> Reading passage:
----------------------------------------

“What I See, Hear & Experience at BIC Winter Camp 2010” :)))

I wrote this last week’s Saturday in my Facebook notes 🙂

Awesome God!

OK!! I can’t wait to write this note and share it to all of you! I’ve been thinking what to write since last night, there are so much but I’m just gonna try to write it as short, sharp, and clear as I could. I hope this note will be a blessing for you as the Holy Spirit reveals His words regardless your life situations that may be different than mine 🙂

Before I came to the camp I said to God I don’t want any emotional play, I just want to taste and see that God is real, and I want to get His special words and guidance esp before I’m going back to Indo end of this month (how fast!)

The theme is “Back to Basic”, and I thought the speakers (Ko Dan, my pastor & Ps. Mark McLendon – a really funny guy for sure!) would discuss about “Jesus & His sacrifice at the cross” (I thought that was the basic of Christianity), instead they discussed about what is life, our destiny, our purpose and calling, eternal life, and Kingdom of God! (so deeppp :P)

First day and night I didn’t get much, I was too sleepy to listen to the sermons! I accidentaly slept when I was writing *upsss… first time happened (the memory will last in my ‘unbalanced writing’ in my 365 notebook :P)
Then on second day session 4, Ko Dan had an altar call, for those who were willing and ready to do God’s calling in our life. I knew God’s calling in my life as the big picture (to bring lost souls in my family & community through any ways), but I didn’t know the exact details of the puzzle, yet.
When KD anointed me with the oil, I felt a deep pressure in my heart, I couldn’t hold it I just cried and cried as KD spoke to me simple words,

“Just follow Me, I will lead you”

As simple as that but I knew God Himself was speaking those words to me through KD!
You know when God speaks, He doesn’t need many words, simple words will always burn my heart and soul! And this has become my rhema (God’s spoken words for me, me only!)
I cried and cried even after I went back to my seat, my heart said at that time, “God, nobody ever loved me the way You do!” (I actually said it to God in Indo, I feel it is more intimate, “Tuhan, aku ga pernah dikasihi seperti ini!! Seumur hidup aku ga pernah ngerasaiin dikasihi seperti ini!Hanya Engkau yg mengasihi aku THIS much!“)
I just felt God’s love so deep, I couldn’t even describe how deep, how great His love is! God’s love is just indescribeable, it can only be experienced and to be enjoyed…

Then Holy Spirit spoke to me, He said, “Nat, too many times you only use your physical eyes in seeing things. If you want to follow Me, you have to see by faith!”

I kept thinking, from many words that God could speak, He instead spoke to me, “Just follow Me”… That is such an assurance! Holy Spirit asked me rhetorically, “is it hard to just follow?”…. No, it’s not hard, Lord… Just following is never hard! It’s supposed to be not hard, it MUST be easy! Especially if following Someone whose wisdom as great as Yours!

Then at night there was a ‘soaking’ session by Ps. Mark (he also had that session when I joined the 2007 Winter Camp “Undivided Heart”), it was time to just sit and be soaked by God’s presence and love.
I was expecting God’s touch and the manifestation of His Holy Spirit, but I felt nothing.
I didn’t cry at all, I was just there praying, speaking to God.
To my amaze, this time I didn’t get disappointed at all to not experience His manifestations (while some were crying, jumping, and laughing). I knew He was there, He is real, and I knew as a good Father He won’t neglect His children who draw near to Him. I said to Him, “Lord, I know if You want to touch me You can do it anywhere, anytime You want. I’m just gonna wait, touch me at Your perfect time”

----------------------------------------

> Extracted data:
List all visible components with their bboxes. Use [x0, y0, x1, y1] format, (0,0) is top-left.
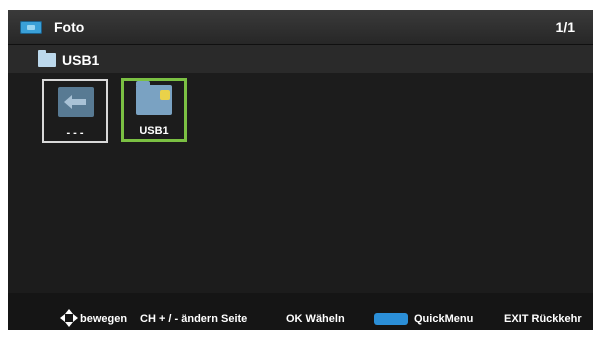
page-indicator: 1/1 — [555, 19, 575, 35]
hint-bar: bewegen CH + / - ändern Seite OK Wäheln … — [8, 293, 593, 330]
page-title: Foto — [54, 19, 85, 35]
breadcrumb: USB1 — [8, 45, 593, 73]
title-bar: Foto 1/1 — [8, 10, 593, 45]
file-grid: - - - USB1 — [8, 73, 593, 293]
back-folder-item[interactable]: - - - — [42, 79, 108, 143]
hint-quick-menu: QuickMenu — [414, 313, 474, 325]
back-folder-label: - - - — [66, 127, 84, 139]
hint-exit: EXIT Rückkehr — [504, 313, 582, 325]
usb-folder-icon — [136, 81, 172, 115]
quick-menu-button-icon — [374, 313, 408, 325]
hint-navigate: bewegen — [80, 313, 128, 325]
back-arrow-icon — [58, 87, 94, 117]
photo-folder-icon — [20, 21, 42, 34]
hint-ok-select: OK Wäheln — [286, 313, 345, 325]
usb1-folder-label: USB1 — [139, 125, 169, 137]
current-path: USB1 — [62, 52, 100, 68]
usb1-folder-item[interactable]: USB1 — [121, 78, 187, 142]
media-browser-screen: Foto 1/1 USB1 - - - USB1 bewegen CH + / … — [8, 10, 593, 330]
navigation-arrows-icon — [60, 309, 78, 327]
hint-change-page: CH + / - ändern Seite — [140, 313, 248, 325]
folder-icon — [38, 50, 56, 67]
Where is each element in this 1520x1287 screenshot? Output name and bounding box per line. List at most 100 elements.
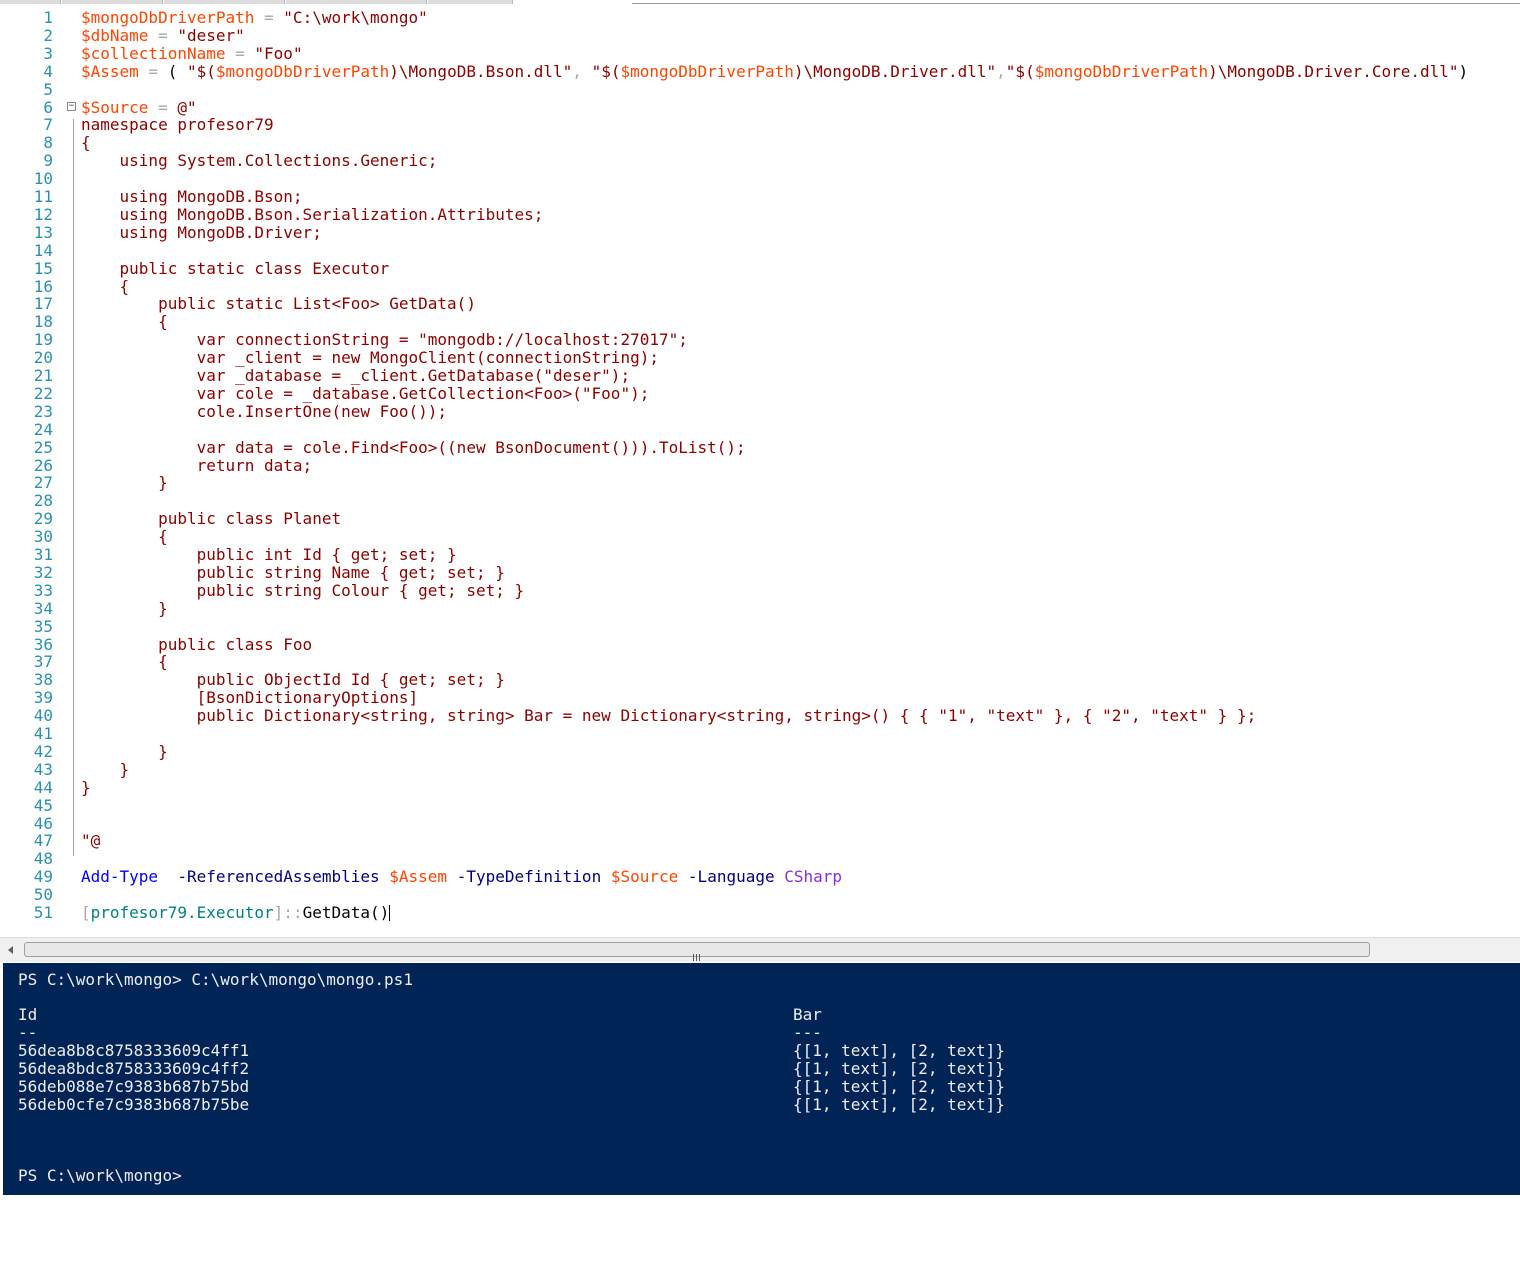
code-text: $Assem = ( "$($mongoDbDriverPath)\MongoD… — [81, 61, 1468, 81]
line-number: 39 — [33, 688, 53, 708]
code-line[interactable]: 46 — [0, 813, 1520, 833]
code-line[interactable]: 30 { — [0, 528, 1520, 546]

----------------------------------------

> Challenges:
a - In the account of BIC Winter Camp 2010, what was the camp's theme?
b - Write what comes next in the account of BIC Winter Camp 2010, starting after its final sentence.

> Results for the exercise:
a - "Back to Basic"

b -
Also the next day, at our last session, I didn’t feel anything. Yet once again I wasn’t disappointed. What other signs could I ask if His Spirit within me has testified to my spirit and soul that God is real?

I might get disappointed if this happened to me some years ago. Yet, apparently God has brought me to a higher level of faith! Therefore I am rejoicing!!
I just knew He is there and I just believe He never neglect me, not even once!

At last session though, I received another rhema from God, it is a word of “spiritual destiny”
Ps. Mark clearly said, “Your spiritual destiny isn’t determined by what kind of job or work you do”

I was really touched by the word of ‘spiritual’! I never know that the ‘destiny’ that God meant for me isn’t the kind of ‘destiny’ that is in my human mind! I said to myself, “see, once again you judge things by worldly view”!
I thought my destiny, my calling was related to more a kind of job, but it didn’t!

From the first day Ps. Mark had mentioned that our identity is “Son of God”. Jesus died for us to make us God’s children, that’s the purpose of His redemption plan (read Galatians 4:5 if you don’t believe me: “God sent Him (Jesus) to buy freedom for us who were slaves to the law, so that He could adopt us as His very own children“)
As God’s children, our home is not in this world!
The life we’re having on earth is just temporary, one day it will end… Our destination is HEAVEN, to be with Jesus Christ! And if you think Heaven is only about “fence made from gold, happiness, all costly stones, angel’s flying everywhere”, well, that is still too shalow, and once again that is worldly definition of heaven! KD said, if that kind of happiness that the Heaven only offers, how long you’d think you would not get bored? Maybe within a week you’d said, “I wish I bring my magazine!”

Heaven is just too great to be described and imagined! Good news is, God wants us to feel that heaven while we’re still on this earth!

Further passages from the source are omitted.